## PROMPT
Repeat the listing that follows, character for character, minus the pictures.

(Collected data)
━━━━

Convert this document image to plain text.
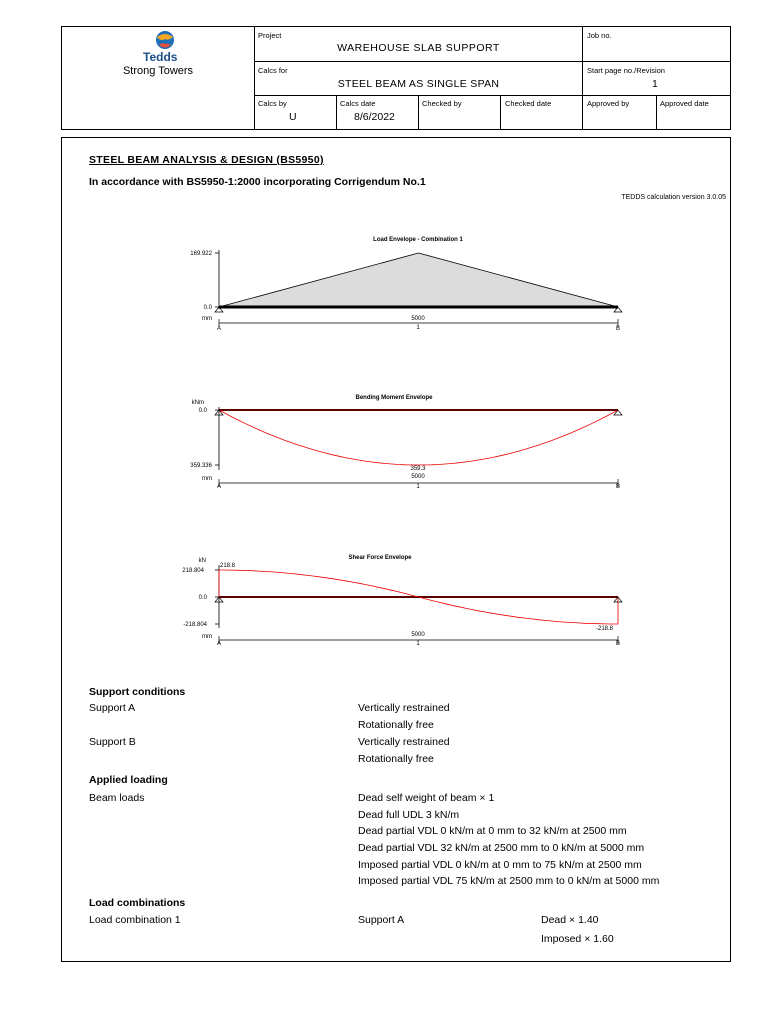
Tedds
Strong Towers
Project
WAREHOUSE SLAB SUPPORT
Calcs for
STEEL BEAM AS SINGLE SPAN
Job no.
Start page no./Revision
1
Calcs by
U
Calcs date
8/6/2022
Checked by	Checked date	Approved by	Approved date
STEEL BEAM ANALYSIS & DESIGN (BS5950)
In accordance with BS5950-1:2000 incorporating Corrigendum No.1
TEDDS calculation version 3.0.05
Load Envelope - Combination 1
169.922
0.0
mm	5000
1
A	B
Bending Moment Envelope
kNm
0.0
359.336	359.3
mm	5000
1
A	B
Shear Force Envelope
kN
218.804
0.0
-218.804
218.8
-218.8
mm	5000
1
A	B
Support conditions
Support A	Vertically restrained
Rotationally free
Support B	Vertically restrained
Rotationally free
Applied loading
Beam loads	Dead self weight of beam × 1
Dead full UDL 3 kN/m
Dead partial VDL 0 kN/m at 0 mm to 32 kN/m at 2500 mm
Dead partial VDL 32 kN/m at 2500 mm to 0 kN/m at 5000 mm
Imposed partial VDL 0 kN/m at 0 mm to 75 kN/m at 2500 mm
Imposed partial VDL 75 kN/m at 2500 mm to 0 kN/m at 5000 mm
Load combinations
Load combination 1	Support A	Dead × 1.40
Imposed × 1.60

━━━━

## THE SOLUTION
Convert this document image to plain text.
Tedds
Strong Towers
Project
WAREHOUSE SLAB SUPPORT
Calcs for
STEEL BEAM AS SINGLE SPAN
Job no.
Start page no./Revision
1
Calcs by
U
Calcs date
8/6/2022
Checked by	Checked date	Approved by	Approved date
STEEL BEAM ANALYSIS & DESIGN (BS5950)
In accordance with BS5950-1:2000 incorporating Corrigendum No.1
TEDDS calculation version 3.0.05
Load Envelope - Combination 1
169.922
0.0
mm	5000
1
A	B
Bending Moment Envelope
kNm
0.0
359.336	359.3
mm	5000
1
A	B
Shear Force Envelope
kN
218.804
0.0
-218.804
218.8
-218.8
mm	5000
1
A	B
Support conditions
Support A	Vertically restrained
Rotationally free
Support B	Vertically restrained
Rotationally free
Applied loading
Beam loads	Dead self weight of beam × 1
Dead full UDL 3 kN/m
Dead partial VDL 0 kN/m at 0 mm to 32 kN/m at 2500 mm
Dead partial VDL 32 kN/m at 2500 mm to 0 kN/m at 5000 mm
Imposed partial VDL 0 kN/m at 0 mm to 75 kN/m at 2500 mm
Imposed partial VDL 75 kN/m at 2500 mm to 0 kN/m at 5000 mm
Load combinations
Load combination 1	Support A	Dead × 1.40
Imposed × 1.60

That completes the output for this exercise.